> DIRECTIONS: Wherever a line holds the string "look", copy that line.

> RECORDS FOR THIS TASK:

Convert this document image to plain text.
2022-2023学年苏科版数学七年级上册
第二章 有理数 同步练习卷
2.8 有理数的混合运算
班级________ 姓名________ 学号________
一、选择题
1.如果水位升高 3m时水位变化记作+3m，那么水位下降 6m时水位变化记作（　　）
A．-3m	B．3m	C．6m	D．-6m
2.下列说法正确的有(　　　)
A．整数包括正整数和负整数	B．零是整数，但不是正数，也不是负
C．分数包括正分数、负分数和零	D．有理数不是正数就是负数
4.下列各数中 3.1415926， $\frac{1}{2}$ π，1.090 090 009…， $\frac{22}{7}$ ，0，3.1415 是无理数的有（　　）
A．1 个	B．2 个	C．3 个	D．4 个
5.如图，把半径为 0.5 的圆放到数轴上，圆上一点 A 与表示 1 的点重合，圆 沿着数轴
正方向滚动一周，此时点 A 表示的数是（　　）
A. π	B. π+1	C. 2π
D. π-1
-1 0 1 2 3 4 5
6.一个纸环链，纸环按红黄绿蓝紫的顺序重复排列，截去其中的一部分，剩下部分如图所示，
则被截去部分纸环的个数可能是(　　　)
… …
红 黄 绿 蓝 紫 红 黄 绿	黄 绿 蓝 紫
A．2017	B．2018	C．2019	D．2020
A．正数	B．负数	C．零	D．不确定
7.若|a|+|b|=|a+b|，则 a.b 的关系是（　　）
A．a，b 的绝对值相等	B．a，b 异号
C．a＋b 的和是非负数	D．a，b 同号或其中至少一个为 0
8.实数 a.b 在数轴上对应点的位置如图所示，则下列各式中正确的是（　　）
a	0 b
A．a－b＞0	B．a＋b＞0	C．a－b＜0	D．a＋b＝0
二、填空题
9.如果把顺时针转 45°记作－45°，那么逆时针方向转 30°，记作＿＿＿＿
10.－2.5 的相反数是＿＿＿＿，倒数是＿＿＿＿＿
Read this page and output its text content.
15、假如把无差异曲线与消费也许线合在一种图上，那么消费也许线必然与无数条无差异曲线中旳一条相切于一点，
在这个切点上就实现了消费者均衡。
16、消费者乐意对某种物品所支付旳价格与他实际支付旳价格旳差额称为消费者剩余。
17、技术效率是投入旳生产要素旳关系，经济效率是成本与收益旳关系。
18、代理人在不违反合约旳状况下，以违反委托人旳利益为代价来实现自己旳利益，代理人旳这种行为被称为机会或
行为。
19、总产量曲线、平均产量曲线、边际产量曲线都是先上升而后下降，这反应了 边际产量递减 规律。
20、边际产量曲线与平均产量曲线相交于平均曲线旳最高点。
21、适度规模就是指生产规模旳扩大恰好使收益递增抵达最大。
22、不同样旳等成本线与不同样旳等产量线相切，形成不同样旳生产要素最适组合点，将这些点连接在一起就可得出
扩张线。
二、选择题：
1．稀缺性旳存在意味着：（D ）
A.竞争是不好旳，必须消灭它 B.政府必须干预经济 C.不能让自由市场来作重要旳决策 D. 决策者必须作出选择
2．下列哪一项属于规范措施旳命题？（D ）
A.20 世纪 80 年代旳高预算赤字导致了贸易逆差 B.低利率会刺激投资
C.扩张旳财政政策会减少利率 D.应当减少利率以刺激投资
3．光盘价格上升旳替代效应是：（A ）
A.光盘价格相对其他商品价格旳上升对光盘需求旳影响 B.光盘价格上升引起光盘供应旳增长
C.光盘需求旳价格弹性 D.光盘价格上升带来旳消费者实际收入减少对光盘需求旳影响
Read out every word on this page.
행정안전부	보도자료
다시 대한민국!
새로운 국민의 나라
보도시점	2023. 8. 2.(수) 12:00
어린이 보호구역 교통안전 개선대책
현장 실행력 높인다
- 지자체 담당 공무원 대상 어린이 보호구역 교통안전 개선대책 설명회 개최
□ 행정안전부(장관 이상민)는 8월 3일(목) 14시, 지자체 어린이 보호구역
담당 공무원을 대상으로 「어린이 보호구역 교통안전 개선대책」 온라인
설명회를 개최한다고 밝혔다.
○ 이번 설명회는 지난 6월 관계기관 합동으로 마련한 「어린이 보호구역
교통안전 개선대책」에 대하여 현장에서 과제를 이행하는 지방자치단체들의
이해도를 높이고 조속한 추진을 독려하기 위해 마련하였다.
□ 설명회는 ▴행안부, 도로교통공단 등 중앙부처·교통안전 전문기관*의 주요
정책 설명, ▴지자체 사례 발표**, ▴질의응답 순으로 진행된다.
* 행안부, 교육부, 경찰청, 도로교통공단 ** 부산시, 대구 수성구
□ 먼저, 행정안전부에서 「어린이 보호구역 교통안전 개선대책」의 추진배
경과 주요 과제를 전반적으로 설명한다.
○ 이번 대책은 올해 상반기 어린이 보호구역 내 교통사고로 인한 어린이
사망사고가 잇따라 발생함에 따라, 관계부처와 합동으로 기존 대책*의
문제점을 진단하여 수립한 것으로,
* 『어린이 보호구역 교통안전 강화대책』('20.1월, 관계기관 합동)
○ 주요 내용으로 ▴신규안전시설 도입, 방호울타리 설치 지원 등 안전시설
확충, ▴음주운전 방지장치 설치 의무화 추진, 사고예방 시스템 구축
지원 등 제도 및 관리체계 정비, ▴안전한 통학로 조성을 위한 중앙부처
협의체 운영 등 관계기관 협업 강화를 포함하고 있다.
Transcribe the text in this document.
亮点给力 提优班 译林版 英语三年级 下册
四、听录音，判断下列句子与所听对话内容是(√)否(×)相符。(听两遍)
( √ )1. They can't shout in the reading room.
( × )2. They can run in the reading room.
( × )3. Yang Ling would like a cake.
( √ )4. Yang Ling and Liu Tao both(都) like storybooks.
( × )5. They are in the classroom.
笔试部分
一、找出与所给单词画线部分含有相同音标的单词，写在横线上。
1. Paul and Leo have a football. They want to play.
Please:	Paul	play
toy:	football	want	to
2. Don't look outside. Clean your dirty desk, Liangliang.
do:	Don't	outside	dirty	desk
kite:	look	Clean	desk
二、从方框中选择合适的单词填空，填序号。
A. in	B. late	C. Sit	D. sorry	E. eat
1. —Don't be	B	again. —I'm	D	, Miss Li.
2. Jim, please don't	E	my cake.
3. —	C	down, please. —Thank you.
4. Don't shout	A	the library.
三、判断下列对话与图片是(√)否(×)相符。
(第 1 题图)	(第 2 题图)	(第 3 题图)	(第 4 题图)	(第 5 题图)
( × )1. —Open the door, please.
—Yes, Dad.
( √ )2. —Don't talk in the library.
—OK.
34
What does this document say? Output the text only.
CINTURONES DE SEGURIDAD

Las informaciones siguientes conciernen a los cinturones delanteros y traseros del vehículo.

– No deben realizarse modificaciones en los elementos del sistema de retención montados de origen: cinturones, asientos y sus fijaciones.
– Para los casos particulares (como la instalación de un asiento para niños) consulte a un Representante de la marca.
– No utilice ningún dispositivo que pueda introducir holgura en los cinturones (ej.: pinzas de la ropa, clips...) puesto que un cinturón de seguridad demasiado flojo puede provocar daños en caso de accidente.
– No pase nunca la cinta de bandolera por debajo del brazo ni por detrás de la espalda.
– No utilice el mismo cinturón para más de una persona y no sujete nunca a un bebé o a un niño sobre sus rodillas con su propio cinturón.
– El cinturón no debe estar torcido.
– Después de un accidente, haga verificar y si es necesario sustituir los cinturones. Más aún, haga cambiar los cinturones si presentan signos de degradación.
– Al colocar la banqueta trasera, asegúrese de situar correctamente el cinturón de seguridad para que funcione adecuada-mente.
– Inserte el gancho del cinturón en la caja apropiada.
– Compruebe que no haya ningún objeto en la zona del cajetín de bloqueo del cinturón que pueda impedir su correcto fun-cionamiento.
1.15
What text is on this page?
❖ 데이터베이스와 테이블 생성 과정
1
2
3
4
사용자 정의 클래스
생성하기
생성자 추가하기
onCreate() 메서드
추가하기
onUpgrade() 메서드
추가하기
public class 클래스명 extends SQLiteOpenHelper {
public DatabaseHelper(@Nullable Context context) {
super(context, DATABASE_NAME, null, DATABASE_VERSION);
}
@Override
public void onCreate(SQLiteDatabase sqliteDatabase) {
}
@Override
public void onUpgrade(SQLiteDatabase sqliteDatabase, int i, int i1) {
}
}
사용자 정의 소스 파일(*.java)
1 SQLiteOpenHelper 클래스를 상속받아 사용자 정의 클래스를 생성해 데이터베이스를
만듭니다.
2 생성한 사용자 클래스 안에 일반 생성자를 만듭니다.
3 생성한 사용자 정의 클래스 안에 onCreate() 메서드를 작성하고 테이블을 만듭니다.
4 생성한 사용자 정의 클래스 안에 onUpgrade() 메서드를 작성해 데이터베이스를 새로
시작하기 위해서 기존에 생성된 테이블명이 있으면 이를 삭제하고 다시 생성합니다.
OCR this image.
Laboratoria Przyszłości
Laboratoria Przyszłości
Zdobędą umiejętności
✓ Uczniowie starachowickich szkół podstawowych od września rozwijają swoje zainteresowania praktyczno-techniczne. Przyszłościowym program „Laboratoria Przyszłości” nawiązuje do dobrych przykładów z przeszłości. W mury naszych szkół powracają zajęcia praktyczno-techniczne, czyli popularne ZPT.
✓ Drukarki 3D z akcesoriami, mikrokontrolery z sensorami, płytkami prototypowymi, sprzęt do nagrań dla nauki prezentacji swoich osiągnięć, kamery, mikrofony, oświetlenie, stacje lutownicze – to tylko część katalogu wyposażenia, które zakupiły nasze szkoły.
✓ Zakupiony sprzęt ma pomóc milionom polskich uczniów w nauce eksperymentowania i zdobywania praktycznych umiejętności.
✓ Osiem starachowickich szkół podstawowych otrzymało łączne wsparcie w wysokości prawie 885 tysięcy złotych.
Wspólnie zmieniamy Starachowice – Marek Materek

> ANSWER TO THIS EXERCISE:
2. Don't look outside. Clean your dirty desk, Liangliang.
kite:	look	Clean	desk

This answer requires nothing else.